Records from a dataset
######

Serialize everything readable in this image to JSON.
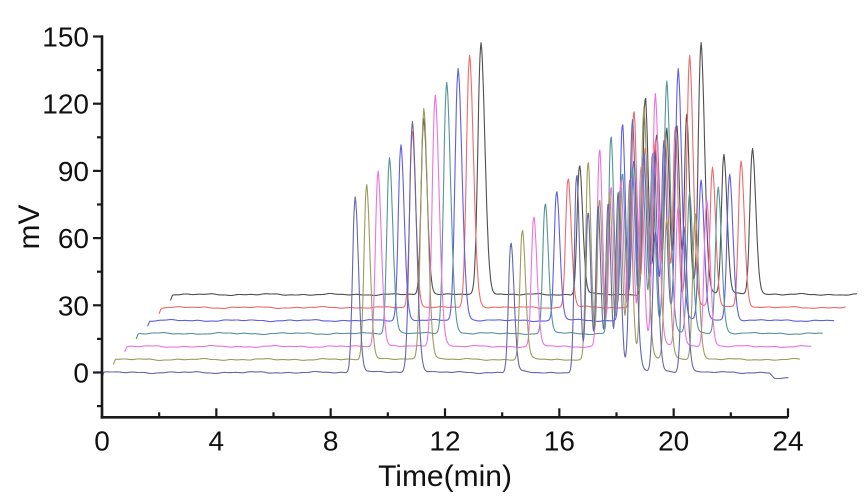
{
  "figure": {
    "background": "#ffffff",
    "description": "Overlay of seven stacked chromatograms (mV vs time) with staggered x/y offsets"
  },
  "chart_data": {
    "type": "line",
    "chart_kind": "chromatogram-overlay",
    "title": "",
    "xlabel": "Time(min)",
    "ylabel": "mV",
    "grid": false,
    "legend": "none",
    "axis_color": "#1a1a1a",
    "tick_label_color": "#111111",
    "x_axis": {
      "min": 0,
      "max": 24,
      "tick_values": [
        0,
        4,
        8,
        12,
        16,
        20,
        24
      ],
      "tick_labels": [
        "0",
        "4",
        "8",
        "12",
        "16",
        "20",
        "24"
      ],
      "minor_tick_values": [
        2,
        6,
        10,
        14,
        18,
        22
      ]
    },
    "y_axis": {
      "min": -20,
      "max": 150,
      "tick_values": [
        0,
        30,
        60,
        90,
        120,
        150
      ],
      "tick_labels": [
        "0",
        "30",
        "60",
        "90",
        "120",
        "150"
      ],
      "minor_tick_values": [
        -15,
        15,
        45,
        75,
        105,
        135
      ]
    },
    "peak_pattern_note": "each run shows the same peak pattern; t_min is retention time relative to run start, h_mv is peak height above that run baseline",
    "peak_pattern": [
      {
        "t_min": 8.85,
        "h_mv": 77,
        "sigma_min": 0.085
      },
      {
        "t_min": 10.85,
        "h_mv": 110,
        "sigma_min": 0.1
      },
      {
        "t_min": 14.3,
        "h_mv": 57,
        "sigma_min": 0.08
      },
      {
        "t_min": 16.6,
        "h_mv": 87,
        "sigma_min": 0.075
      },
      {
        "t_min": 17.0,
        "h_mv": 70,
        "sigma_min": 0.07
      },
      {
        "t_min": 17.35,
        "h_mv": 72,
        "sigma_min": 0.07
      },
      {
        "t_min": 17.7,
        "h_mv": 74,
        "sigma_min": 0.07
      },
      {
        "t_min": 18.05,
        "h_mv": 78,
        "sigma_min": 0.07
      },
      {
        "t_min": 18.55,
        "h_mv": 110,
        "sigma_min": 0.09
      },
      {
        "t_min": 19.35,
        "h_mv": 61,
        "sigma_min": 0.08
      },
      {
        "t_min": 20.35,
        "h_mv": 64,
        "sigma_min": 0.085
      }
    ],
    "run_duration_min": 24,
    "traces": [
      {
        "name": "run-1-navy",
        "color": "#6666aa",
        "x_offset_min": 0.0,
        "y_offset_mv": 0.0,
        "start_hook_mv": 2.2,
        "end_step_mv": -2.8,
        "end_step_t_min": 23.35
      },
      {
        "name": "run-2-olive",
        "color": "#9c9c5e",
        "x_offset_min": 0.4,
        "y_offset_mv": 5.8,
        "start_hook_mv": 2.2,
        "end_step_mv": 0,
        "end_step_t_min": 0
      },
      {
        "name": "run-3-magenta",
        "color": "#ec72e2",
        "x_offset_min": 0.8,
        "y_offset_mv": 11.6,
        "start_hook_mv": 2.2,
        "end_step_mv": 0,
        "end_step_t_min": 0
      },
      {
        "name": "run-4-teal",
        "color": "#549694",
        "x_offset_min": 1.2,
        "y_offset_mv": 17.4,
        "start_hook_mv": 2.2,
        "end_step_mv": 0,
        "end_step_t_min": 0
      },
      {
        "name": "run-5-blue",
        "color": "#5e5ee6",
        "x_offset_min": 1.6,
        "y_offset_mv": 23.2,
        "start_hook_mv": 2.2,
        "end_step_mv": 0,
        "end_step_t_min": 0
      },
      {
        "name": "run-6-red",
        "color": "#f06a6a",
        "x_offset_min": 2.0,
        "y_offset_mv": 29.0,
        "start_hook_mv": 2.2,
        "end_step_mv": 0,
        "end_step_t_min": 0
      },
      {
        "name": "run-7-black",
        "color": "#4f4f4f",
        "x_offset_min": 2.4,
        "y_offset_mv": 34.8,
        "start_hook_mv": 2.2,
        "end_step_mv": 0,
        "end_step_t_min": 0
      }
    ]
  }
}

######

Transcribe every record above exactly, leaving out the pictures.

Written solution:
Serialize everything readable in this image to JSON.
{
  "figure": {
    "background": "#ffffff",
    "description": "Overlay of seven stacked chromatograms (mV vs time) with staggered x/y offsets"
  },
  "chart_data": {
    "type": "line",
    "chart_kind": "chromatogram-overlay",
    "title": "",
    "xlabel": "Time(min)",
    "ylabel": "mV",
    "grid": false,
    "legend": "none",
    "axis_color": "#1a1a1a",
    "tick_label_color": "#111111",
    "x_axis": {
      "min": 0,
      "max": 24,
      "tick_values": [
        0,
        4,
        8,
        12,
        16,
        20,
        24
      ],
      "tick_labels": [
        "0",
        "4",
        "8",
        "12",
        "16",
        "20",
        "24"
      ],
      "minor_tick_values": [
        2,
        6,
        10,
        14,
        18,
        22
      ]
    },
    "y_axis": {
      "min": -20,
      "max": 150,
      "tick_values": [
        0,
        30,
        60,
        90,
        120,
        150
      ],
      "tick_labels": [
        "0",
        "30",
        "60",
        "90",
        "120",
        "150"
      ],
      "minor_tick_values": [
        -15,
        15,
        45,
        75,
        105,
        135
      ]
    },
    "peak_pattern_note": "each run shows the same peak pattern; t_min is retention time relative to run start, h_mv is peak height above that run baseline",
    "peak_pattern": [
      {
        "t_min": 8.85,
        "h_mv": 77,
        "sigma_min": 0.085
      },
      {
        "t_min": 10.85,
        "h_mv": 110,
        "sigma_min": 0.1
      },
      {
        "t_min": 14.3,
        "h_mv": 57,
        "sigma_min": 0.08
      },
      {
        "t_min": 16.6,
        "h_mv": 87,
        "sigma_min": 0.075
      },
      {
        "t_min": 17.0,
        "h_mv": 70,
        "sigma_min": 0.07
      },
      {
        "t_min": 17.35,
        "h_mv": 72,
        "sigma_min": 0.07
      },
      {
        "t_min": 17.7,
        "h_mv": 74,
        "sigma_min": 0.07
      },
      {
        "t_min": 18.05,
        "h_mv": 78,
        "sigma_min": 0.07
      },
      {
        "t_min": 18.55,
        "h_mv": 110,
        "sigma_min": 0.09
      },
      {
        "t_min": 19.35,
        "h_mv": 61,
        "sigma_min": 0.08
      },
      {
        "t_min": 20.35,
        "h_mv": 64,
        "sigma_min": 0.085
      }
    ],
    "run_duration_min": 24,
    "traces": [
      {
        "name": "run-1-navy",
        "color": "#6666aa",
        "x_offset_min": 0.0,
        "y_offset_mv": 0.0,
        "start_hook_mv": 2.2,
        "end_step_mv": -2.8,
        "end_step_t_min": 23.35
      },
      {
        "name": "run-2-olive",
        "color": "#9c9c5e",
        "x_offset_min": 0.4,
        "y_offset_mv": 5.8,
        "start_hook_mv": 2.2,
        "end_step_mv": 0,
        "end_step_t_min": 0
      },
      {
        "name": "run-3-magenta",
        "color": "#ec72e2",
        "x_offset_min": 0.8,
        "y_offset_mv": 11.6,
        "start_hook_mv": 2.2,
        "end_step_mv": 0,
        "end_step_t_min": 0
      },
      {
        "name": "run-4-teal",
        "color": "#549694",
        "x_offset_min": 1.2,
        "y_offset_mv": 17.4,
        "start_hook_mv": 2.2,
        "end_step_mv": 0,
        "end_step_t_min": 0
      },
      {
        "name": "run-5-blue",
        "color": "#5e5ee6",
        "x_offset_min": 1.6,
        "y_offset_mv": 23.2,
        "start_hook_mv": 2.2,
        "end_step_mv": 0,
        "end_step_t_min": 0
      },
      {
        "name": "run-6-red",
        "color": "#f06a6a",
        "x_offset_min": 2.0,
        "y_offset_mv": 29.0,
        "start_hook_mv": 2.2,
        "end_step_mv": 0,
        "end_step_t_min": 0
      },
      {
        "name": "run-7-black",
        "color": "#4f4f4f",
        "x_offset_min": 2.4,
        "y_offset_mv": 34.8,
        "start_hook_mv": 2.2,
        "end_step_mv": 0,
        "end_step_t_min": 0
      }
    ]
  }
}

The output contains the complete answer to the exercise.